■ **Given problem**: Write out all records as given; omit images.

■ **Source records**:
○ ○ ○ ○ ○ ○ ○
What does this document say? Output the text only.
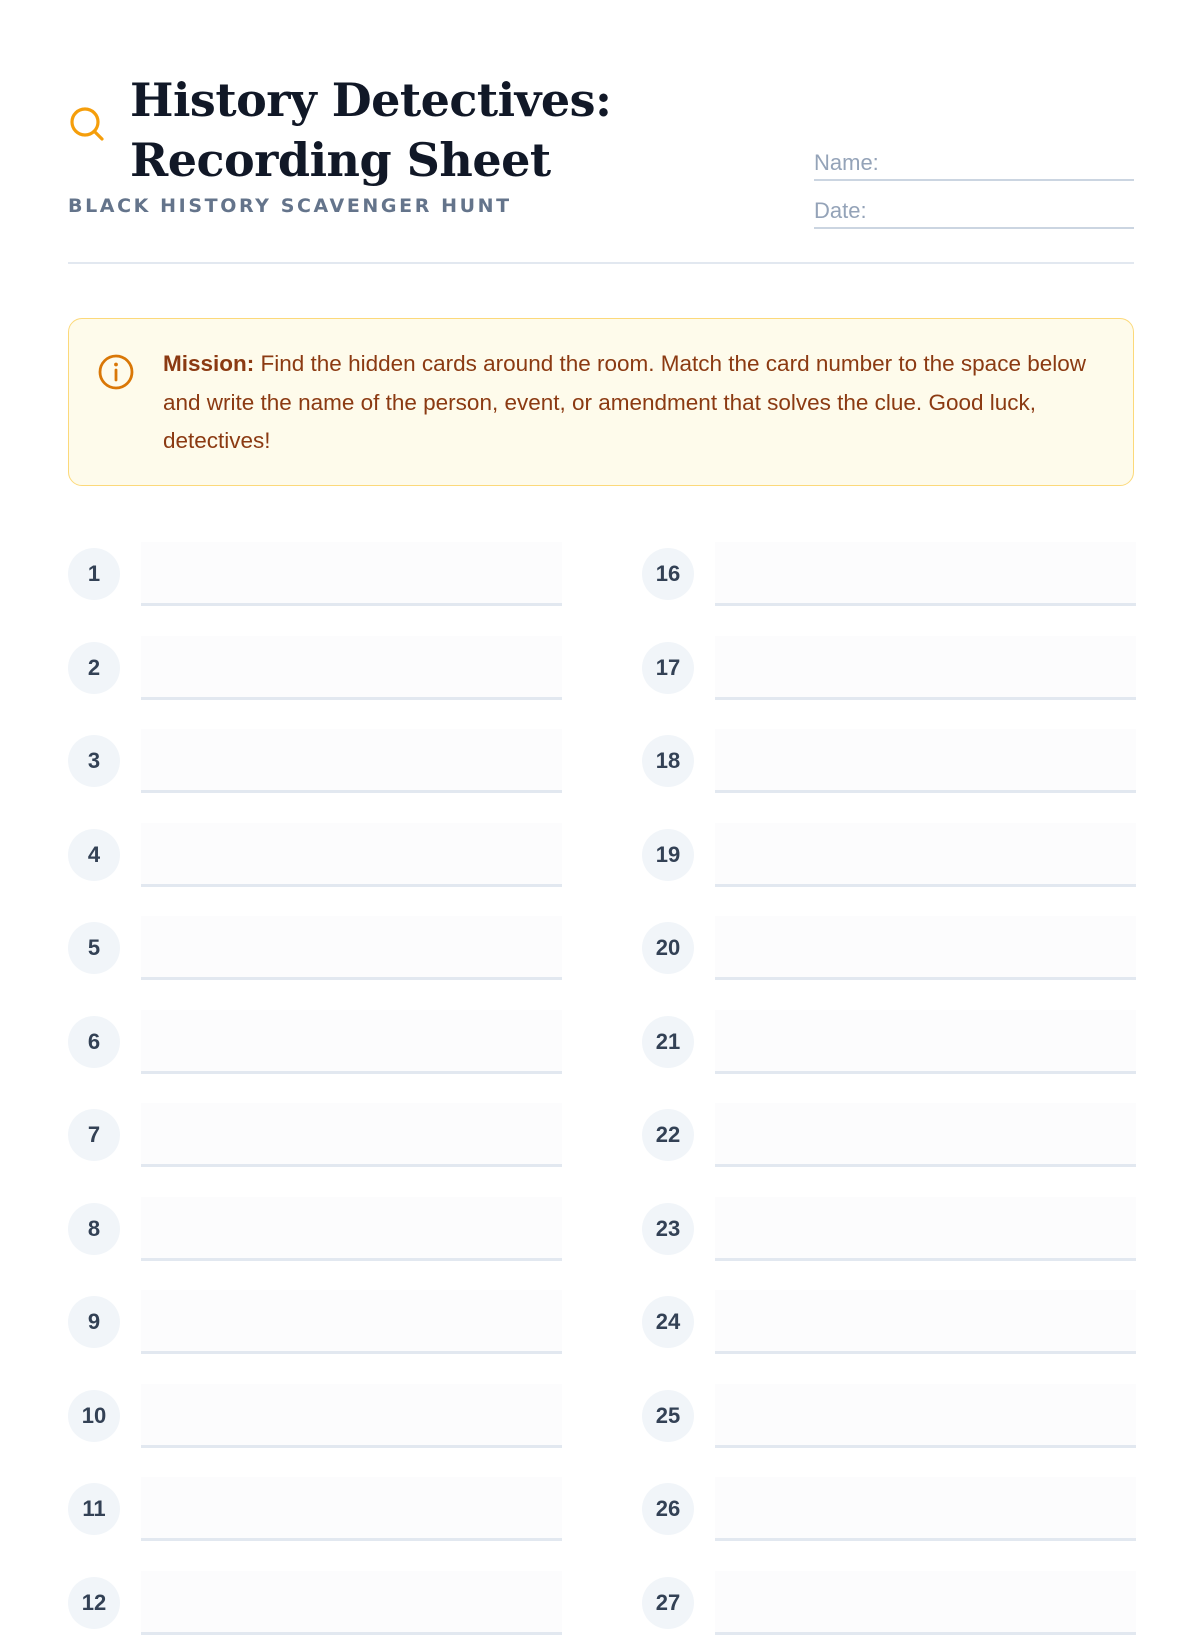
History Detectives:
Recording Sheet
BLACK HISTORY SCAVENGER HUNT
Name:
Date:

Mission: Find the hidden cards around the room. Match the card number to the space below and write the name of the person, event, or amendment that solves the clue. Good luck, detectives!

1
2
3
4
5
6
7
8
9
10
11
12
16
17
18
19
20
21
22
23
24
25
26
27
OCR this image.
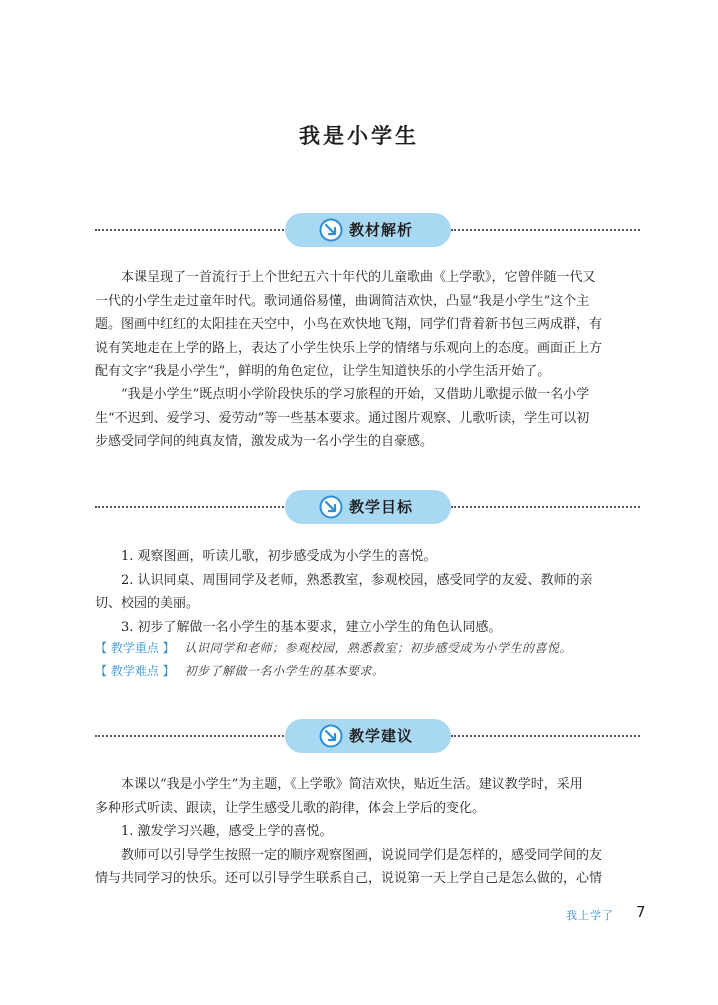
我是小学生
教材解析
本课呈现了一首流行于上个世纪五六十年代的儿童歌曲《上学歌》，它曾伴随一代又
一代的小学生走过童年时代。歌词通俗易懂，曲调简洁欢快，凸显“我是小学生”这个主
题。图画中红红的太阳挂在天空中，小鸟在欢快地飞翔，同学们背着新书包三两成群，有
说有笑地走在上学的路上，表达了小学生快乐上学的情绪与乐观向上的态度。画面正上方
配有文字“我是小学生”，鲜明的角色定位，让学生知道快乐的小学生活开始了。
“我是小学生”既点明小学阶段快乐的学习旅程的开始，又借助儿歌提示做一名小学
生“不迟到、爱学习、爱劳动”等一些基本要求。通过图片观察、儿歌听读，学生可以初
步感受同学间的纯真友情，激发成为一名小学生的自豪感。
教学目标
1. 观察图画，听读儿歌，初步感受成为小学生的喜悦。
2. 认识同桌、周围同学及老师，熟悉教室，参观校园，感受同学的友爱、教师的亲
切、校园的美丽。
3. 初步了解做一名小学生的基本要求，建立小学生的角色认同感。
【 教学重点 】 认识同学和老师；参观校园，熟悉教室；初步感受成为小学生的喜悦。
【 教学难点 】 初步了解做一名小学生的基本要求。
教学建议
本课以“我是小学生”为主题，《上学歌》简洁欢快，贴近生活。建议教学时，采用
多种形式听读、跟读，让学生感受儿歌的韵律，体会上学后的变化。
1. 激发学习兴趣，感受上学的喜悦。
教师可以引导学生按照一定的顺序观察图画，说说同学们是怎样的，感受同学间的友
情与共同学习的快乐。还可以引导学生联系自己，说说第一天上学自己是怎么做的，心情
我上学了 7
○ ○ ○ ○ ○ ○ ○
■ **Exercise output**:
What does this document say? Output the text only.
History Detectives:
Recording Sheet
BLACK HISTORY SCAVENGER HUNT
Name:
Date:

Mission: Find the hidden cards around the room. Match the card number to the space below and write the name of the person, event, or amendment that solves the clue. Good luck, detectives!

1
2
3
4
5
6
7
8
9
10
11
12
16
17
18
19
20
21
22
23
24
25
26
27
OCR this image.
我是小学生
教材解析
本课呈现了一首流行于上个世纪五六十年代的儿童歌曲《上学歌》，它曾伴随一代又
一代的小学生走过童年时代。歌词通俗易懂，曲调简洁欢快，凸显“我是小学生”这个主
题。图画中红红的太阳挂在天空中，小鸟在欢快地飞翔，同学们背着新书包三两成群，有
说有笑地走在上学的路上，表达了小学生快乐上学的情绪与乐观向上的态度。画面正上方
配有文字“我是小学生”，鲜明的角色定位，让学生知道快乐的小学生活开始了。
“我是小学生”既点明小学阶段快乐的学习旅程的开始，又借助儿歌提示做一名小学
生“不迟到、爱学习、爱劳动”等一些基本要求。通过图片观察、儿歌听读，学生可以初
步感受同学间的纯真友情，激发成为一名小学生的自豪感。
教学目标
1. 观察图画，听读儿歌，初步感受成为小学生的喜悦。
2. 认识同桌、周围同学及老师，熟悉教室，参观校园，感受同学的友爱、教师的亲
切、校园的美丽。
3. 初步了解做一名小学生的基本要求，建立小学生的角色认同感。
【 教学重点 】 认识同学和老师；参观校园，熟悉教室；初步感受成为小学生的喜悦。
【 教学难点 】 初步了解做一名小学生的基本要求。
教学建议
本课以“我是小学生”为主题，《上学歌》简洁欢快，贴近生活。建议教学时，采用
多种形式听读、跟读，让学生感受儿歌的韵律，体会上学后的变化。
1. 激发学习兴趣，感受上学的喜悦。
教师可以引导学生按照一定的顺序观察图画，说说同学们是怎样的，感受同学间的友
情与共同学习的快乐。还可以引导学生联系自己，说说第一天上学自己是怎么做的，心情
我上学了 7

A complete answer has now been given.